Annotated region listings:
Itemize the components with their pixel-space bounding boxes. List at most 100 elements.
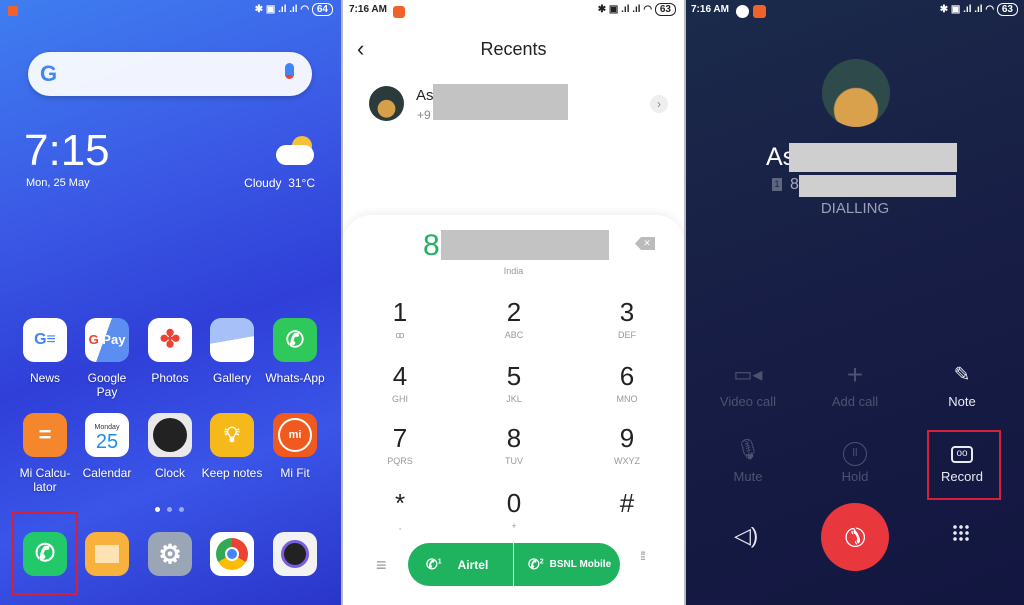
sim2-label: BSNL Mobile (549, 559, 612, 570)
clock-icon (148, 413, 192, 457)
battery-level: 64 (311, 3, 333, 16)
caller-avatar (822, 59, 890, 127)
battery-level: 63 (654, 3, 676, 16)
weather-info[interactable]: Cloudy 31°C (244, 176, 315, 190)
call-sim2-button[interactable]: ✆2 BSNL Mobile (514, 543, 620, 586)
key-digit: 9 (619, 423, 635, 453)
app-clock[interactable]: Clock (139, 413, 201, 480)
hold-icon: ll (810, 437, 900, 466)
action-label: Hold (841, 469, 869, 484)
app-label: Keep notes (201, 466, 263, 480)
key-3[interactable]: 3 DEF (587, 298, 667, 340)
chrome-icon (210, 532, 254, 576)
speaker-icon[interactable]: ◁) (734, 523, 758, 549)
clock-date: Mon, 25 May (26, 177, 90, 189)
add-call-button[interactable]: + Add call (810, 361, 900, 410)
key-1[interactable]: 1ꝏ (360, 298, 440, 341)
key-letters: ꝏ (395, 330, 405, 340)
notification-icon (8, 6, 18, 16)
app-gallery[interactable]: Gallery (201, 318, 263, 385)
keypad-icon[interactable] (952, 524, 970, 542)
key-5[interactable]: 5 JKL (474, 362, 554, 404)
key-8[interactable]: 8 TUV (474, 424, 554, 466)
app-photos[interactable]: ✤ Photos (139, 318, 201, 385)
google-logo-icon: G (40, 61, 58, 86)
end-call-icon: ✆ (836, 518, 874, 556)
status-time: 7:16 AM (691, 4, 729, 15)
key-star[interactable]: *, (360, 489, 440, 531)
key-letters: WXYZ (614, 456, 640, 466)
mute-button[interactable]: 🎙︎ Mute (703, 437, 793, 484)
app-mi-fit[interactable]: mi Mi Fit (264, 413, 326, 480)
app-news[interactable]: G≡ News (14, 318, 76, 385)
status-bar: ✱ ▣ .ıl .ıl ◠ 63 (939, 3, 1018, 16)
status-icons: ✱ ▣ .ıl .ıl ◠ (597, 4, 655, 15)
weather-condition: Cloudy (244, 176, 282, 190)
dock-settings[interactable]: ⚙ (139, 532, 201, 585)
key-6[interactable]: 6 MNO (587, 362, 667, 404)
menu-icon[interactable]: ≡ (376, 555, 387, 576)
weather-cloud-icon (276, 136, 316, 166)
app-whatsapp[interactable]: ✆ Whats-App (264, 318, 326, 385)
app-keep-notes[interactable]: 💡︎ Keep notes (201, 413, 263, 480)
dock-chrome[interactable] (201, 532, 263, 585)
app-label: Gallery (212, 371, 251, 385)
calendar-icon: Monday 25 (85, 413, 129, 457)
page-indicator[interactable] (155, 507, 184, 512)
hold-button[interactable]: ll Hold (810, 437, 900, 484)
status-icons: ✱ ▣ .ıl .ıl ◠ (939, 4, 997, 15)
notification-icon (393, 6, 405, 18)
mi-fit-logo: mi (278, 418, 312, 452)
backspace-icon[interactable]: ✕ (635, 237, 655, 250)
microphone-icon[interactable] (285, 63, 294, 79)
battery-level: 63 (996, 3, 1018, 16)
contact-avatar (369, 86, 404, 121)
call-screen: 7:16 AM ✱ ▣ .ıl .ıl ◠ 63 As 1 8 DIALLING… (686, 0, 1024, 605)
dock-messages[interactable] (76, 532, 138, 585)
call-sim1-button[interactable]: ✆1 Airtel (408, 543, 514, 586)
video-call-icon: ▭◂ (733, 364, 763, 386)
key-0[interactable]: 0 + (474, 489, 554, 531)
video-call-button[interactable]: ▭◂ Video call (703, 362, 793, 409)
contact-name: As (416, 87, 434, 104)
key-digit: # (619, 488, 635, 518)
caller-number: 8 (790, 176, 799, 193)
action-label: Mute (733, 469, 763, 484)
end-call-button[interactable]: ✆ (821, 503, 889, 571)
app-label: News (29, 371, 60, 385)
sim1-label: Airtel (457, 557, 489, 572)
key-2[interactable]: 2 ABC (474, 298, 554, 340)
sim-slot: 1 (437, 558, 442, 566)
record-highlight-box (927, 430, 1001, 500)
note-button[interactable]: ✎ Note (917, 362, 1007, 409)
app-calendar[interactable]: Monday 25 Calendar (76, 413, 138, 480)
key-letters: ABC (504, 330, 524, 340)
key-digit: 6 (619, 361, 635, 391)
key-letters: DEF (618, 330, 636, 340)
google-news-icon: G≡ (23, 318, 67, 362)
dock-camera[interactable] (264, 532, 326, 585)
status-icons: ✱ ▣ .ıl .ıl ◠ (254, 4, 312, 15)
key-digit: * (394, 488, 406, 518)
app-google-pay[interactable]: G Pay Google Pay (76, 318, 138, 399)
dialer-screen: 7:16 AM ✱ ▣ .ıl .ıl ◠ 63 ‹ Recents As +9… (343, 0, 684, 605)
country-label: India (503, 266, 524, 276)
google-search-bar[interactable]: G (28, 52, 312, 96)
dialed-number[interactable]: 8 (423, 229, 440, 263)
key-7[interactable]: 7 PQRS (360, 424, 440, 466)
chevron-right-icon[interactable]: › (650, 95, 668, 113)
key-4[interactable]: 4 GHI (360, 362, 440, 404)
redacted-number (441, 230, 609, 260)
clock-time[interactable]: 7:15 (24, 126, 110, 176)
status-time: 7:16 AM (349, 4, 387, 15)
status-bar: ✱ ▣ .ıl .ıl ◠ 64 (254, 3, 333, 16)
key-letters: GHI (391, 394, 408, 404)
app-mi-calculator[interactable]: = Mi Calcu-lator (14, 413, 76, 494)
key-hash[interactable]: # (587, 489, 667, 521)
app-label: Google Pay (87, 371, 127, 399)
key-digit: 0 (506, 488, 522, 518)
keypad-toggle-icon[interactable]: ⁞⁞⁞ (640, 550, 646, 562)
key-digit: 7 (392, 423, 408, 453)
app-label: Mi Calcu-lator (19, 466, 71, 494)
key-9[interactable]: 9 WXYZ (587, 424, 667, 466)
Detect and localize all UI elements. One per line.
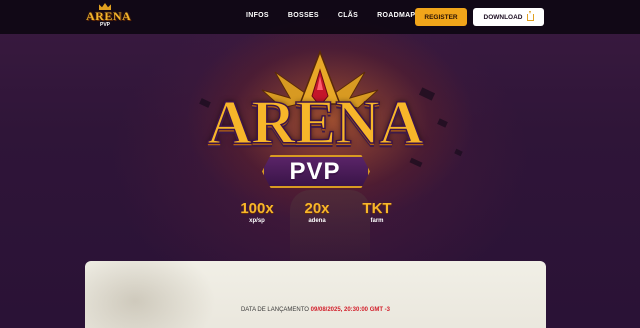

=== TASK DIRECTIONS ===
Render the stretch from the line that contains "sim2-label: BSNL Mobile (549, 559, 612, 570)" through the line that contains "page-indicator[interactable] (155, 507, 184, 512)" as a numbered list, leaving out blank lines.

=== REPLY TO THE TASK ===
1. sim2-label: BSNL Mobile (549, 559, 612, 570)
2. clock-icon (148, 413, 192, 457)
3. battery-level: 64 (311, 3, 333, 16)
4. caller-avatar (822, 59, 890, 127)
5. battery-level: 63 (654, 3, 676, 16)
6. weather-info[interactable]: Cloudy 31°C (244, 176, 315, 190)
7. call-sim2-button[interactable]: ✆2 BSNL Mobile (514, 543, 620, 586)
8. key-digit: 9 (619, 423, 635, 453)
9. app-clock[interactable]: Clock (139, 413, 201, 480)
10. hold-icon: ll (810, 437, 900, 466)
11. action-label: Hold (841, 469, 869, 484)
12. app-label: Keep notes (201, 466, 263, 480)
13. key-3[interactable]: 3 DEF (587, 298, 667, 340)
14. chrome-icon (210, 532, 254, 576)
15. speaker-icon[interactable]: ◁) (734, 523, 758, 549)
16. clock-date: Mon, 25 May (26, 177, 90, 189)
17. add-call-button[interactable]: + Add call (810, 361, 900, 410)
18. key-1[interactable]: 1ꝏ (360, 298, 440, 341)
19. key-letters: ꝏ (395, 330, 405, 340)
20. notification-icon (8, 6, 18, 16)
21. app-gallery[interactable]: Gallery (201, 318, 263, 385)
22. keypad-icon[interactable] (952, 524, 970, 542)
23. key-5[interactable]: 5 JKL (474, 362, 554, 404)
24. key-8[interactable]: 8 TUV (474, 424, 554, 466)
25. app-photos[interactable]: ✤ Photos (139, 318, 201, 385)
26. google-logo-icon: G (40, 61, 58, 86)
27. end-call-icon: ✆ (836, 518, 874, 556)
28. status-time: 7:16 AM (691, 4, 729, 15)
29. key-star[interactable]: *, (360, 489, 440, 531)
30. key-letters: WXYZ (614, 456, 640, 466)
31. mute-button[interactable]: 🎙︎ Mute (703, 437, 793, 484)
32. app-mi-fit[interactable]: mi Mi Fit (264, 413, 326, 480)
33. app-news[interactable]: G≡ News (14, 318, 76, 385)
34. status-bar: ✱ ▣ .ıl .ıl ◠ 63 (939, 3, 1018, 16)
35. status-icons: ✱ ▣ .ıl .ıl ◠ (597, 4, 655, 15)
36. weather-condition: Cloudy (244, 176, 282, 190)
37. dock-settings[interactable]: ⚙ (139, 532, 201, 585)
38. key-6[interactable]: 6 MNO (587, 362, 667, 404)
39. menu-icon[interactable]: ≡ (376, 555, 387, 576)
40. weather-cloud-icon (276, 136, 316, 166)
41. app-whatsapp[interactable]: ✆ Whats-App (264, 318, 326, 385)
42. app-keep-notes[interactable]: 💡︎ Keep notes (201, 413, 263, 480)
43. dock-chrome[interactable] (201, 532, 263, 585)
44. app-label: Gallery (212, 371, 251, 385)
45. calendar-icon: Monday 25 (85, 413, 129, 457)
46. page-indicator[interactable] (155, 507, 184, 512)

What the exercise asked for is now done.